## What the task asks
Print all of the data exactly.

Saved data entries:
..........

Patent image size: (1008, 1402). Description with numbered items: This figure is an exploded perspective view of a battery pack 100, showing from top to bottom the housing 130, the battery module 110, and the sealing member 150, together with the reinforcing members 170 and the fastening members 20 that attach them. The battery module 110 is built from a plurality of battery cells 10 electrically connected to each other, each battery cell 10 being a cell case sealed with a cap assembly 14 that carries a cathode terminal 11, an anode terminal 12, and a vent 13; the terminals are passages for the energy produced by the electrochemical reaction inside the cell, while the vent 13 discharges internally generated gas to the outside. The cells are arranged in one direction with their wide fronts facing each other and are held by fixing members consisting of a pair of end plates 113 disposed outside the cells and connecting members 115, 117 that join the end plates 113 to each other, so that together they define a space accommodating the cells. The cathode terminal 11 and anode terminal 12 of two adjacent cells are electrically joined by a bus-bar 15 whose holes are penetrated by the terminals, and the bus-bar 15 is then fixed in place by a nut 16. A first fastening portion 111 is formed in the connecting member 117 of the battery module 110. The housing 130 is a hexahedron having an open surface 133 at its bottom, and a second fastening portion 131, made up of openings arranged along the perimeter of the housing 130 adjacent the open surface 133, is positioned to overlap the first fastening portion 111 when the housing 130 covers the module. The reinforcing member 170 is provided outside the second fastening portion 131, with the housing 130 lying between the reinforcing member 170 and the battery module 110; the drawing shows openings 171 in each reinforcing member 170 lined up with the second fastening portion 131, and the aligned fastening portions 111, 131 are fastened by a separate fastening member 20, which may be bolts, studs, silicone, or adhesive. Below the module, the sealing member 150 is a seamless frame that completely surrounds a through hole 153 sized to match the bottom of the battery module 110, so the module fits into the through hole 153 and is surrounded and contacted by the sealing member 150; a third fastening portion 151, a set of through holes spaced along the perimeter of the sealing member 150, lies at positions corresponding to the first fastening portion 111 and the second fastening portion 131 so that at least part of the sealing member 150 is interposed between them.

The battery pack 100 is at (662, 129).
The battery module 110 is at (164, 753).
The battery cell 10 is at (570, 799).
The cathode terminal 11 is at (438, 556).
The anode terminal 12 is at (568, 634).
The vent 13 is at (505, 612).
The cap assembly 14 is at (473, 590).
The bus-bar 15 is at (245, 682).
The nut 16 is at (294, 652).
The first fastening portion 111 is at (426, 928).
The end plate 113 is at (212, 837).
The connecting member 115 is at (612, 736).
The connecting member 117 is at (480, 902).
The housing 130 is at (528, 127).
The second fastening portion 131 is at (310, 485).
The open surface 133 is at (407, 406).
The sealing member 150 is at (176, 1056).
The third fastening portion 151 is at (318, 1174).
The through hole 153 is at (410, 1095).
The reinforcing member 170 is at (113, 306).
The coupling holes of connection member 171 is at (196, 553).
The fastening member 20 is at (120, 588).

..........

## Your response
Patent image size: (1008, 1402). Description with numbered items: This figure is an exploded perspective view of a battery pack 100, showing from top to bottom the housing 130, the battery module 110, and the sealing member 150, together with the reinforcing members 170 and the fastening members 20 that attach them. The battery module 110 is built from a plurality of battery cells 10 electrically connected to each other, each battery cell 10 being a cell case sealed with a cap assembly 14 that carries a cathode terminal 11, an anode terminal 12, and a vent 13; the terminals are passages for the energy produced by the electrochemical reaction inside the cell, while the vent 13 discharges internally generated gas to the outside. The cells are arranged in one direction with their wide fronts facing each other and are held by fixing members consisting of a pair of end plates 113 disposed outside the cells and connecting members 115, 117 that join the end plates 113 to each other, so that together they define a space accommodating the cells. The cathode terminal 11 and anode terminal 12 of two adjacent cells are electrically joined by a bus-bar 15 whose holes are penetrated by the terminals, and the bus-bar 15 is then fixed in place by a nut 16. A first fastening portion 111 is formed in the connecting member 117 of the battery module 110. The housing 130 is a hexahedron having an open surface 133 at its bottom, and a second fastening portion 131, made up of openings arranged along the perimeter of the housing 130 adjacent the open surface 133, is positioned to overlap the first fastening portion 111 when the housing 130 covers the module. The reinforcing member 170 is provided outside the second fastening portion 131, with the housing 130 lying between the reinforcing member 170 and the battery module 110; the drawing shows openings 171 in each reinforcing member 170 lined up with the second fastening portion 131, and the aligned fastening portions 111, 131 are fastened by a separate fastening member 20, which may be bolts, studs, silicone, or adhesive. Below the module, the sealing member 150 is a seamless frame that completely surrounds a through hole 153 sized to match the bottom of the battery module 110, so the module fits into the through hole 153 and is surrounded and contacted by the sealing member 150; a third fastening portion 151, a set of through holes spaced along the perimeter of the sealing member 150, lies at positions corresponding to the first fastening portion 111 and the second fastening portion 131 so that at least part of the sealing member 150 is interposed between them.

The battery pack 100 is at (662, 129).
The battery module 110 is at (164, 753).
The battery cell 10 is at (570, 799).
The cathode terminal 11 is at (438, 556).
The anode terminal 12 is at (568, 634).
The vent 13 is at (505, 612).
The cap assembly 14 is at (473, 590).
The bus-bar 15 is at (245, 682).
The nut 16 is at (294, 652).
The first fastening portion 111 is at (426, 928).
The end plate 113 is at (212, 837).
The connecting member 115 is at (612, 736).
The connecting member 117 is at (480, 902).
The housing 130 is at (528, 127).
The second fastening portion 131 is at (310, 485).
The open surface 133 is at (407, 406).
The sealing member 150 is at (176, 1056).
The third fastening portion 151 is at (318, 1174).
The through hole 153 is at (410, 1095).
The reinforcing member 170 is at (113, 306).
The coupling holes of connection member 171 is at (196, 553).
The fastening member 20 is at (120, 588).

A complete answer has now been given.